Nothing should be left out: output all of the entries exactly.

[Dataset items]
* START *

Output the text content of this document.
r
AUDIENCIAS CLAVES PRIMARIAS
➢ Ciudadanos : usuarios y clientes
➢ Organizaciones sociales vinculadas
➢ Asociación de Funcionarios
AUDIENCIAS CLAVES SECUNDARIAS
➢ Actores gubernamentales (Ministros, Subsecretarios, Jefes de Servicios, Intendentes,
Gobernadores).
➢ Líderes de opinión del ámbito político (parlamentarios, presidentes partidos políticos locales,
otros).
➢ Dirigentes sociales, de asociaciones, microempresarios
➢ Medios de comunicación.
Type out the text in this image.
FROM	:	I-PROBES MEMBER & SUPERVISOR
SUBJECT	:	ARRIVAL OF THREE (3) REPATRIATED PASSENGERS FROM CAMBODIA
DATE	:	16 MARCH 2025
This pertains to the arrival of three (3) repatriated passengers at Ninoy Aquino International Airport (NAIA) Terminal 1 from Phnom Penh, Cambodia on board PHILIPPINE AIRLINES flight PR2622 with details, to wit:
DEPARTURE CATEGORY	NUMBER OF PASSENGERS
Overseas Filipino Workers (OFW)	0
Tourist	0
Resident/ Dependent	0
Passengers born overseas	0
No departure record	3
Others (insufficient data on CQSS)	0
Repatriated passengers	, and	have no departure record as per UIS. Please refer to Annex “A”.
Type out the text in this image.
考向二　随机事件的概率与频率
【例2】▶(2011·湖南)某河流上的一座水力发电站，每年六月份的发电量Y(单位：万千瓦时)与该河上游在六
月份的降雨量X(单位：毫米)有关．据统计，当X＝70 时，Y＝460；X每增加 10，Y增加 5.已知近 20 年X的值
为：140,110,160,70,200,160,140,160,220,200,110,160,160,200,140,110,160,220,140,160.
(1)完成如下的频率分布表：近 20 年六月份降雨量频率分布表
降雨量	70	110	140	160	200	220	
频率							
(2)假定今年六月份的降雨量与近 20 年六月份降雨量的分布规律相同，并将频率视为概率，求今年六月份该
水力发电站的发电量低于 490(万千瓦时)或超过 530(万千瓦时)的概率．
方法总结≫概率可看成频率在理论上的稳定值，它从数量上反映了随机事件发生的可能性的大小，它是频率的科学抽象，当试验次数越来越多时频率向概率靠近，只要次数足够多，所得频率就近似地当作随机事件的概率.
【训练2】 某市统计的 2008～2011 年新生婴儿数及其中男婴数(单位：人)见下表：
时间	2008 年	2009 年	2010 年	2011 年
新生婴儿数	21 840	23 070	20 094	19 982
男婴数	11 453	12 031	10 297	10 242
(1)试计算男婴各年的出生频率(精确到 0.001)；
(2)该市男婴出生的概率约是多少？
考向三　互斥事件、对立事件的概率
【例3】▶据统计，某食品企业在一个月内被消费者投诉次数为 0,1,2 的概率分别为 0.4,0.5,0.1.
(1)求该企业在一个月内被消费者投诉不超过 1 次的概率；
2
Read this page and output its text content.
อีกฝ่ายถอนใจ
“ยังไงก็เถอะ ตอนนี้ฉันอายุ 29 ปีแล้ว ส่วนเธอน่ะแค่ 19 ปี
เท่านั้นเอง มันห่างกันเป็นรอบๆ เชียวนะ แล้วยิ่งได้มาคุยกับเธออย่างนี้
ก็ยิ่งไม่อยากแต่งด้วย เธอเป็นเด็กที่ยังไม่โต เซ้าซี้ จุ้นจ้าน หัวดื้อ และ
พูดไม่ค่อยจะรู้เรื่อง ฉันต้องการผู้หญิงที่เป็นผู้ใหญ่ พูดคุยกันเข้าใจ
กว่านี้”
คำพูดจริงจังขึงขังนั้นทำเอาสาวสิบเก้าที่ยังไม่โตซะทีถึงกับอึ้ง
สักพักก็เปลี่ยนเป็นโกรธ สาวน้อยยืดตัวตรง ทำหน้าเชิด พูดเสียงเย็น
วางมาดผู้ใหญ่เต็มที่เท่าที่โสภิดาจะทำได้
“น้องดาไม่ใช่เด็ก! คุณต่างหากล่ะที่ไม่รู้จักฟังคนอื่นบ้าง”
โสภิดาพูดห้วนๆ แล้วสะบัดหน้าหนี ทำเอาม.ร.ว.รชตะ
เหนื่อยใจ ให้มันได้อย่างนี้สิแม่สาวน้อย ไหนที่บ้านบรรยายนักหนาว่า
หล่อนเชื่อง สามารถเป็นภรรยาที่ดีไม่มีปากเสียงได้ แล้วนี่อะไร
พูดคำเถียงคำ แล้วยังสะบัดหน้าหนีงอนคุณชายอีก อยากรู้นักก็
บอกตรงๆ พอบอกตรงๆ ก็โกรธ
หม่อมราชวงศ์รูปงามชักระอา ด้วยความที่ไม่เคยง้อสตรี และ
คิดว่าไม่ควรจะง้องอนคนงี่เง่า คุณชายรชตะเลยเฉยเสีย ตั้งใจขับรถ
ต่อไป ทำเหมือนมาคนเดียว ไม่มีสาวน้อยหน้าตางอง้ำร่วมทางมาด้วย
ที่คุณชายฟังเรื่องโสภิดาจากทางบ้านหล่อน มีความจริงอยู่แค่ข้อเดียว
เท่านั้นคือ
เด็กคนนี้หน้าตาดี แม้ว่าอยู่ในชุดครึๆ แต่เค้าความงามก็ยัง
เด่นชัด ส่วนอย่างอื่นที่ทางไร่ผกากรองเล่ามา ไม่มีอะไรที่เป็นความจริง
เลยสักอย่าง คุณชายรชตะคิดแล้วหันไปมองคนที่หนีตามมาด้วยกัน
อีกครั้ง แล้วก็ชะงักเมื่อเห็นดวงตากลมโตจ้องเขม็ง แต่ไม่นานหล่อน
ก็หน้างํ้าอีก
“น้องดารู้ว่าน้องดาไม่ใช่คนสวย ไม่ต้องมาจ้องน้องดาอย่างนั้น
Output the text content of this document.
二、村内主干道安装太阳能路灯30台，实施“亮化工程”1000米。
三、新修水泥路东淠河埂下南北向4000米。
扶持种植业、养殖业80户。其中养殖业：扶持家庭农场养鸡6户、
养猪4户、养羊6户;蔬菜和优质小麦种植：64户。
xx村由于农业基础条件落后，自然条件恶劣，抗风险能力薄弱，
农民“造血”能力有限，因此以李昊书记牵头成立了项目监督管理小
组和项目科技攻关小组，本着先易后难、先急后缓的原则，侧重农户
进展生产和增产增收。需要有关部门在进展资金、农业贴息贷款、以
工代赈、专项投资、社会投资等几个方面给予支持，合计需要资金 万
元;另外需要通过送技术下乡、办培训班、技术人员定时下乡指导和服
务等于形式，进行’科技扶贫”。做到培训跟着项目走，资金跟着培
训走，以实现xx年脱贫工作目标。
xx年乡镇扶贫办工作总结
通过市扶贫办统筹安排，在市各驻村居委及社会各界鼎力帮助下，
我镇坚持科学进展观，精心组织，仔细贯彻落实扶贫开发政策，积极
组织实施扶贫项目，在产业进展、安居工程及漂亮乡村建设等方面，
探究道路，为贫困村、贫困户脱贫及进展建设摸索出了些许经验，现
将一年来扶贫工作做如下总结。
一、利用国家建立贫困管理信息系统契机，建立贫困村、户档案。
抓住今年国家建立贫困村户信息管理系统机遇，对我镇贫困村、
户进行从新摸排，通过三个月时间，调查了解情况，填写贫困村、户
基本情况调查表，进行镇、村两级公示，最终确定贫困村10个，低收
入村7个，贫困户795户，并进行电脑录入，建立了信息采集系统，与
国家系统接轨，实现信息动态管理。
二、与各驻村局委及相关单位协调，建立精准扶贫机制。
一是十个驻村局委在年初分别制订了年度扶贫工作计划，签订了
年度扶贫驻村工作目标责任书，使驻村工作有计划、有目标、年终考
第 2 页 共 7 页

* END *

### [WRITTEN ANSWER]
Output the text content of this document.
r
AUDIENCIAS CLAVES PRIMARIAS
➢ Ciudadanos : usuarios y clientes
➢ Organizaciones sociales vinculadas
➢ Asociación de Funcionarios
AUDIENCIAS CLAVES SECUNDARIAS
➢ Actores gubernamentales (Ministros, Subsecretarios, Jefes de Servicios, Intendentes,
Gobernadores).
➢ Líderes de opinión del ámbito político (parlamentarios, presidentes partidos políticos locales,
otros).
➢ Dirigentes sociales, de asociaciones, microempresarios
➢ Medios de comunicación.
Type out the text in this image.
FROM	:	I-PROBES MEMBER & SUPERVISOR
SUBJECT	:	ARRIVAL OF THREE (3) REPATRIATED PASSENGERS FROM CAMBODIA
DATE	:	16 MARCH 2025
This pertains to the arrival of three (3) repatriated passengers at Ninoy Aquino International Airport (NAIA) Terminal 1 from Phnom Penh, Cambodia on board PHILIPPINE AIRLINES flight PR2622 with details, to wit:
DEPARTURE CATEGORY	NUMBER OF PASSENGERS
Overseas Filipino Workers (OFW)	0
Tourist	0
Resident/ Dependent	0
Passengers born overseas	0
No departure record	3
Others (insufficient data on CQSS)	0
Repatriated passengers	, and	have no departure record as per UIS. Please refer to Annex “A”.
Type out the text in this image.
考向二　随机事件的概率与频率
【例2】▶(2011·湖南)某河流上的一座水力发电站，每年六月份的发电量Y(单位：万千瓦时)与该河上游在六
月份的降雨量X(单位：毫米)有关．据统计，当X＝70 时，Y＝460；X每增加 10，Y增加 5.已知近 20 年X的值
为：140,110,160,70,200,160,140,160,220,200,110,160,160,200,140,110,160,220,140,160.
(1)完成如下的频率分布表：近 20 年六月份降雨量频率分布表
降雨量	70	110	140	160	200	220	
频率							
(2)假定今年六月份的降雨量与近 20 年六月份降雨量的分布规律相同，并将频率视为概率，求今年六月份该
水力发电站的发电量低于 490(万千瓦时)或超过 530(万千瓦时)的概率．
方法总结≫概率可看成频率在理论上的稳定值，它从数量上反映了随机事件发生的可能性的大小，它是频率的科学抽象，当试验次数越来越多时频率向概率靠近，只要次数足够多，所得频率就近似地当作随机事件的概率.
【训练2】 某市统计的 2008～2011 年新生婴儿数及其中男婴数(单位：人)见下表：
时间	2008 年	2009 年	2010 年	2011 年
新生婴儿数	21 840	23 070	20 094	19 982
男婴数	11 453	12 031	10 297	10 242
(1)试计算男婴各年的出生频率(精确到 0.001)；
(2)该市男婴出生的概率约是多少？
考向三　互斥事件、对立事件的概率
【例3】▶据统计，某食品企业在一个月内被消费者投诉次数为 0,1,2 的概率分别为 0.4,0.5,0.1.
(1)求该企业在一个月内被消费者投诉不超过 1 次的概率；
2
Read this page and output its text content.
อีกฝ่ายถอนใจ
“ยังไงก็เถอะ ตอนนี้ฉันอายุ 29 ปีแล้ว ส่วนเธอน่ะแค่ 19 ปี
เท่านั้นเอง มันห่างกันเป็นรอบๆ เชียวนะ แล้วยิ่งได้มาคุยกับเธออย่างนี้
ก็ยิ่งไม่อยากแต่งด้วย เธอเป็นเด็กที่ยังไม่โต เซ้าซี้ จุ้นจ้าน หัวดื้อ และ
พูดไม่ค่อยจะรู้เรื่อง ฉันต้องการผู้หญิงที่เป็นผู้ใหญ่ พูดคุยกันเข้าใจ
กว่านี้”
คำพูดจริงจังขึงขังนั้นทำเอาสาวสิบเก้าที่ยังไม่โตซะทีถึงกับอึ้ง
สักพักก็เปลี่ยนเป็นโกรธ สาวน้อยยืดตัวตรง ทำหน้าเชิด พูดเสียงเย็น
วางมาดผู้ใหญ่เต็มที่เท่าที่โสภิดาจะทำได้
“น้องดาไม่ใช่เด็ก! คุณต่างหากล่ะที่ไม่รู้จักฟังคนอื่นบ้าง”
โสภิดาพูดห้วนๆ แล้วสะบัดหน้าหนี ทำเอาม.ร.ว.รชตะ
เหนื่อยใจ ให้มันได้อย่างนี้สิแม่สาวน้อย ไหนที่บ้านบรรยายนักหนาว่า
หล่อนเชื่อง สามารถเป็นภรรยาที่ดีไม่มีปากเสียงได้ แล้วนี่อะไร
พูดคำเถียงคำ แล้วยังสะบัดหน้าหนีงอนคุณชายอีก อยากรู้นักก็
บอกตรงๆ พอบอกตรงๆ ก็โกรธ
หม่อมราชวงศ์รูปงามชักระอา ด้วยความที่ไม่เคยง้อสตรี และ
คิดว่าไม่ควรจะง้องอนคนงี่เง่า คุณชายรชตะเลยเฉยเสีย ตั้งใจขับรถ
ต่อไป ทำเหมือนมาคนเดียว ไม่มีสาวน้อยหน้าตางอง้ำร่วมทางมาด้วย
ที่คุณชายฟังเรื่องโสภิดาจากทางบ้านหล่อน มีความจริงอยู่แค่ข้อเดียว
เท่านั้นคือ
เด็กคนนี้หน้าตาดี แม้ว่าอยู่ในชุดครึๆ แต่เค้าความงามก็ยัง
เด่นชัด ส่วนอย่างอื่นที่ทางไร่ผกากรองเล่ามา ไม่มีอะไรที่เป็นความจริง
เลยสักอย่าง คุณชายรชตะคิดแล้วหันไปมองคนที่หนีตามมาด้วยกัน
อีกครั้ง แล้วก็ชะงักเมื่อเห็นดวงตากลมโตจ้องเขม็ง แต่ไม่นานหล่อน
ก็หน้างํ้าอีก
“น้องดารู้ว่าน้องดาไม่ใช่คนสวย ไม่ต้องมาจ้องน้องดาอย่างนั้น
Output the text content of this document.
二、村内主干道安装太阳能路灯30台，实施“亮化工程”1000米。
三、新修水泥路东淠河埂下南北向4000米。
扶持种植业、养殖业80户。其中养殖业：扶持家庭农场养鸡6户、
养猪4户、养羊6户;蔬菜和优质小麦种植：64户。
xx村由于农业基础条件落后，自然条件恶劣，抗风险能力薄弱，
农民“造血”能力有限，因此以李昊书记牵头成立了项目监督管理小
组和项目科技攻关小组，本着先易后难、先急后缓的原则，侧重农户
进展生产和增产增收。需要有关部门在进展资金、农业贴息贷款、以
工代赈、专项投资、社会投资等几个方面给予支持，合计需要资金 万
元;另外需要通过送技术下乡、办培训班、技术人员定时下乡指导和服
务等于形式，进行’科技扶贫”。做到培训跟着项目走，资金跟着培
训走，以实现xx年脱贫工作目标。
xx年乡镇扶贫办工作总结
通过市扶贫办统筹安排，在市各驻村居委及社会各界鼎力帮助下，
我镇坚持科学进展观，精心组织，仔细贯彻落实扶贫开发政策，积极
组织实施扶贫项目，在产业进展、安居工程及漂亮乡村建设等方面，
探究道路，为贫困村、贫困户脱贫及进展建设摸索出了些许经验，现
将一年来扶贫工作做如下总结。
一、利用国家建立贫困管理信息系统契机，建立贫困村、户档案。
抓住今年国家建立贫困村户信息管理系统机遇，对我镇贫困村、
户进行从新摸排，通过三个月时间，调查了解情况，填写贫困村、户
基本情况调查表，进行镇、村两级公示，最终确定贫困村10个，低收
入村7个，贫困户795户，并进行电脑录入，建立了信息采集系统，与
国家系统接轨，实现信息动态管理。
二、与各驻村局委及相关单位协调，建立精准扶贫机制。
一是十个驻村局委在年初分别制订了年度扶贫工作计划，签订了
年度扶贫驻村工作目标责任书，使驻村工作有计划、有目标、年终考
第 2 页 共 7 页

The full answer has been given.